* Begin AVAILABLE DATA *
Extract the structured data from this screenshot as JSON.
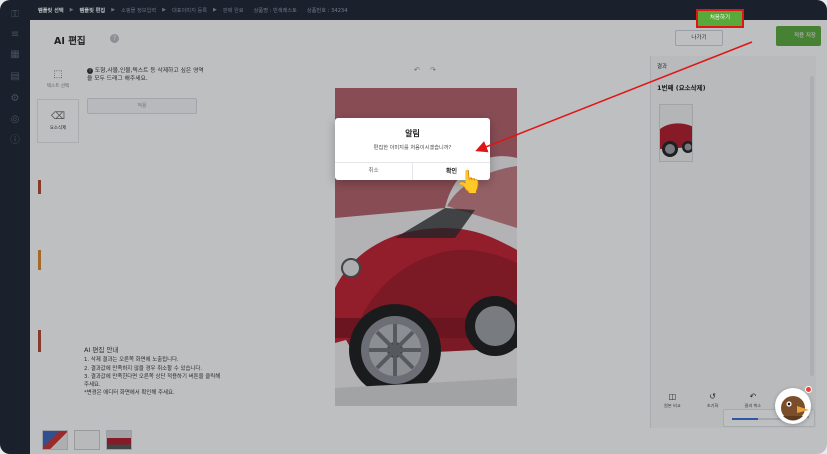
{
  "steps": {
    "items": [
      {
        "label": "템플릿 선택",
        "active": true
      },
      {
        "label": "템플릿 편집",
        "active": true
      },
      {
        "label": "소핑몰 정보입력",
        "active": false
      },
      {
        "label": "대표이미지 등록",
        "active": false
      },
      {
        "label": "판매 완료",
        "active": false
      }
    ],
    "product_name_label": "상품명 : 빈색레스토",
    "product_no_label": "상품번호 : 34234"
  },
  "workspace": {
    "title": "AI 편집",
    "help_glyph": "?",
    "tools": [
      {
        "label": "텍스트 선택",
        "icon": "text-select-icon"
      },
      {
        "label": "요소삭제",
        "icon": "eraser-icon"
      }
    ],
    "instruction": "도형,사물,인물,텍스트 등 삭제하고 싶은 영역을 모두 드래그 해주세요.",
    "exec_button": "적용",
    "guide": {
      "heading": "AI 편집 안내",
      "lines": [
        "1. 삭제 결과는 오른쪽 화면에 노출됩니다.",
        "2. 결과값에 만족하지 않을 경우 취소할 수 있습니다.",
        "3. 결과값에 만족한다면 오른쪽 상단 적용하기 버튼을 클릭해 주세요.",
        "*변경은 에디터 화면에서 확인해 주세요."
      ]
    }
  },
  "header_buttons": {
    "out": "나가기",
    "start": "처음하기",
    "save": "적용 저장"
  },
  "right_panel": {
    "title": "결과",
    "subtitle": "1번째 (요소삭제)",
    "tools": [
      {
        "label": "원본 비교",
        "glyph": "◫",
        "icon": "compare-icon"
      },
      {
        "label": "초기화",
        "glyph": "↺",
        "icon": "reset-icon"
      },
      {
        "label": "결과 취소",
        "glyph": "↶",
        "icon": "undo-result-icon"
      },
      {
        "label": "결과 복구",
        "glyph": "↷",
        "icon": "redo-result-icon"
      }
    ]
  },
  "zoom": {
    "percent_label": "50%",
    "value": 0.5
  },
  "dialog": {
    "title": "알림",
    "message": "편집한 이미지를 처음이시겠습니까?",
    "cancel": "취소",
    "confirm": "확인"
  },
  "colors": {
    "rail": "#1d2433",
    "accent_green": "#58a83a",
    "highlight_red": "#e01515",
    "car_red": "#b31b2a"
  }
}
* End AVAILABLE DATA *
» **OBJECTIVE**:
Pictures in the data above should not be copied; transcribe everything else exactly.

» **SOLUTION TO THE EXERCISE**:
Extract the structured data from this screenshot as JSON.
{
  "steps": {
    "items": [
      {
        "label": "템플릿 선택",
        "active": true
      },
      {
        "label": "템플릿 편집",
        "active": true
      },
      {
        "label": "소핑몰 정보입력",
        "active": false
      },
      {
        "label": "대표이미지 등록",
        "active": false
      },
      {
        "label": "판매 완료",
        "active": false
      }
    ],
    "product_name_label": "상품명 : 빈색레스토",
    "product_no_label": "상품번호 : 34234"
  },
  "workspace": {
    "title": "AI 편집",
    "help_glyph": "?",
    "tools": [
      {
        "label": "텍스트 선택",
        "icon": "text-select-icon"
      },
      {
        "label": "요소삭제",
        "icon": "eraser-icon"
      }
    ],
    "instruction": "도형,사물,인물,텍스트 등 삭제하고 싶은 영역을 모두 드래그 해주세요.",
    "exec_button": "적용",
    "guide": {
      "heading": "AI 편집 안내",
      "lines": [
        "1. 삭제 결과는 오른쪽 화면에 노출됩니다.",
        "2. 결과값에 만족하지 않을 경우 취소할 수 있습니다.",
        "3. 결과값에 만족한다면 오른쪽 상단 적용하기 버튼을 클릭해 주세요.",
        "*변경은 에디터 화면에서 확인해 주세요."
      ]
    }
  },
  "header_buttons": {
    "out": "나가기",
    "start": "처음하기",
    "save": "적용 저장"
  },
  "right_panel": {
    "title": "결과",
    "subtitle": "1번째 (요소삭제)",
    "tools": [
      {
        "label": "원본 비교",
        "glyph": "◫",
        "icon": "compare-icon"
      },
      {
        "label": "초기화",
        "glyph": "↺",
        "icon": "reset-icon"
      },
      {
        "label": "결과 취소",
        "glyph": "↶",
        "icon": "undo-result-icon"
      },
      {
        "label": "결과 복구",
        "glyph": "↷",
        "icon": "redo-result-icon"
      }
    ]
  },
  "zoom": {
    "percent_label": "50%",
    "value": 0.5
  },
  "dialog": {
    "title": "알림",
    "message": "편집한 이미지를 처음이시겠습니까?",
    "cancel": "취소",
    "confirm": "확인"
  },
  "colors": {
    "rail": "#1d2433",
    "accent_green": "#58a83a",
    "highlight_red": "#e01515",
    "car_red": "#b31b2a"
  }
}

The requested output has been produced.